» **Exercise goal**: Show every line that has the string "xlabel" in it.

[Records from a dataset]
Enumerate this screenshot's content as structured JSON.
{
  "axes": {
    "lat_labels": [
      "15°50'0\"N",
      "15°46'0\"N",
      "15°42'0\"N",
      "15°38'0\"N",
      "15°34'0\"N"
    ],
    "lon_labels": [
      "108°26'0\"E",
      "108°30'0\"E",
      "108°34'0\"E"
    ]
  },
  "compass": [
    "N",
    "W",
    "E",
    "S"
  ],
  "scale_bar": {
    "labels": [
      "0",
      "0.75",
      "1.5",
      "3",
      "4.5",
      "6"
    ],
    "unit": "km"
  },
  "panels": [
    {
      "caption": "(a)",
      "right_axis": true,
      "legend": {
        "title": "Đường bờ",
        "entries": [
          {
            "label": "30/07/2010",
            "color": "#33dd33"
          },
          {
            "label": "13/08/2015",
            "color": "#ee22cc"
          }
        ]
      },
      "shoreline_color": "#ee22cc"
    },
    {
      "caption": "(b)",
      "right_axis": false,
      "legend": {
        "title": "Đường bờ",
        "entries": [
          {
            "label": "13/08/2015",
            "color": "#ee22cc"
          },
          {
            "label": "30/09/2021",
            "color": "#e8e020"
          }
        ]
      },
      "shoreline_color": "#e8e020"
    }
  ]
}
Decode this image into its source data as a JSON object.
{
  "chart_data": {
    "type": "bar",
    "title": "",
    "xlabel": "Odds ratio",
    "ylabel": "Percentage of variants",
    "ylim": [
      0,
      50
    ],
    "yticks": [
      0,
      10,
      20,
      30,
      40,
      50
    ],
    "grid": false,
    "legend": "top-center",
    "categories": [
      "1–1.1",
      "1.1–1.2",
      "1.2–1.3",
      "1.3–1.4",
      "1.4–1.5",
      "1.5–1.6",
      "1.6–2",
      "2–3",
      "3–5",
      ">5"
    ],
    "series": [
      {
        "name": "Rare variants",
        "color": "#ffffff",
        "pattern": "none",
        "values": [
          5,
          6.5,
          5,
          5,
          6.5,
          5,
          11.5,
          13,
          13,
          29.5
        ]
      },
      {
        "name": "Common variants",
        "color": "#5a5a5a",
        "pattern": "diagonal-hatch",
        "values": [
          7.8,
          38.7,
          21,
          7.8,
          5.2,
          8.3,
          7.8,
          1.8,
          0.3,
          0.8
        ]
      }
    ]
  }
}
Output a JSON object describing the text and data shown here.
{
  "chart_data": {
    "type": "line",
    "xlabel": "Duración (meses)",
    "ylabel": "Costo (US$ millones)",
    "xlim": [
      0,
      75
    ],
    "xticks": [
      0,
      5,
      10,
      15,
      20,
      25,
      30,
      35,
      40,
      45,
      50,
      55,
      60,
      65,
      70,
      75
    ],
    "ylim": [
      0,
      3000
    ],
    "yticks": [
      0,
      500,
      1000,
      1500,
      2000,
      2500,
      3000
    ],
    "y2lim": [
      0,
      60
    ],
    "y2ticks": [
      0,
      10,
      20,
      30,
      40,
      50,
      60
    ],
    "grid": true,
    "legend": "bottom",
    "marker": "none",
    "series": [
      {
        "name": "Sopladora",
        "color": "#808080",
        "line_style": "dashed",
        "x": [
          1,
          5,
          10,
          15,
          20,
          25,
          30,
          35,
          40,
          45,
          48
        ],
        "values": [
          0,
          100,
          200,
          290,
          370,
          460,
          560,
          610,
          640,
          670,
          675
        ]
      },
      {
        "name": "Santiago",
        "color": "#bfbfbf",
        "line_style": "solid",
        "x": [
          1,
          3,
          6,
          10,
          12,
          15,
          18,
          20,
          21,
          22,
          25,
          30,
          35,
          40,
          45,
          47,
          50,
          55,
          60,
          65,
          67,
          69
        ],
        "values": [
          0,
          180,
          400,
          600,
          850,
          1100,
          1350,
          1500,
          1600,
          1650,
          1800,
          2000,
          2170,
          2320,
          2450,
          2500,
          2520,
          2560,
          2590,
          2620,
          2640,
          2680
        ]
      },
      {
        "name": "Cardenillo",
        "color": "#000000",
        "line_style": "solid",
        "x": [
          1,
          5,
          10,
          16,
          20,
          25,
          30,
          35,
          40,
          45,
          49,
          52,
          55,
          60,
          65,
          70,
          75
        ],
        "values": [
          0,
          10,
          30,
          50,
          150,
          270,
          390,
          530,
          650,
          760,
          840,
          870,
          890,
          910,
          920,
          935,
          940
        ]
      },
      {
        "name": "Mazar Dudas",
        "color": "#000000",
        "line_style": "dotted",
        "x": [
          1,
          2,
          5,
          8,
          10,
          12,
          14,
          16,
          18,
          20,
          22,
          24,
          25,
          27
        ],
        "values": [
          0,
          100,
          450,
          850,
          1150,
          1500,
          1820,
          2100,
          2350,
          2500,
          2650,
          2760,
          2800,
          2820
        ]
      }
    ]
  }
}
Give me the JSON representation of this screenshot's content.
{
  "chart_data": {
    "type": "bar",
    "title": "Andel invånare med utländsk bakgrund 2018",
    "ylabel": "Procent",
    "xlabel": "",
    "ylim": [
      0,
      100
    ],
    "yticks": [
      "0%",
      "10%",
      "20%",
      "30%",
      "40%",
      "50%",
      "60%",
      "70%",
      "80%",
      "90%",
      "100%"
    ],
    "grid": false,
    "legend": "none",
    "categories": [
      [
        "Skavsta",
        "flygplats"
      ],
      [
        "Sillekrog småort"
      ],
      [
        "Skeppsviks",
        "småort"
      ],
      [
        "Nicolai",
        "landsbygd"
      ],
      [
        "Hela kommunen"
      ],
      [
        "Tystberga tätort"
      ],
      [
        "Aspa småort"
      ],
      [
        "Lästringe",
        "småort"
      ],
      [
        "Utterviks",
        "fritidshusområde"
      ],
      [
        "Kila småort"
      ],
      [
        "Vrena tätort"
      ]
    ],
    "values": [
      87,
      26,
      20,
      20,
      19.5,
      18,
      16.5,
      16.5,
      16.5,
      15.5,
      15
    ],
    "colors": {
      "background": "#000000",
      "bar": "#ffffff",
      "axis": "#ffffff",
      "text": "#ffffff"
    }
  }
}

» **Solved problem**:
    "xlabel": "Odds ratio",
    "xlabel": "Duración (meses)",
    "xlabel": "",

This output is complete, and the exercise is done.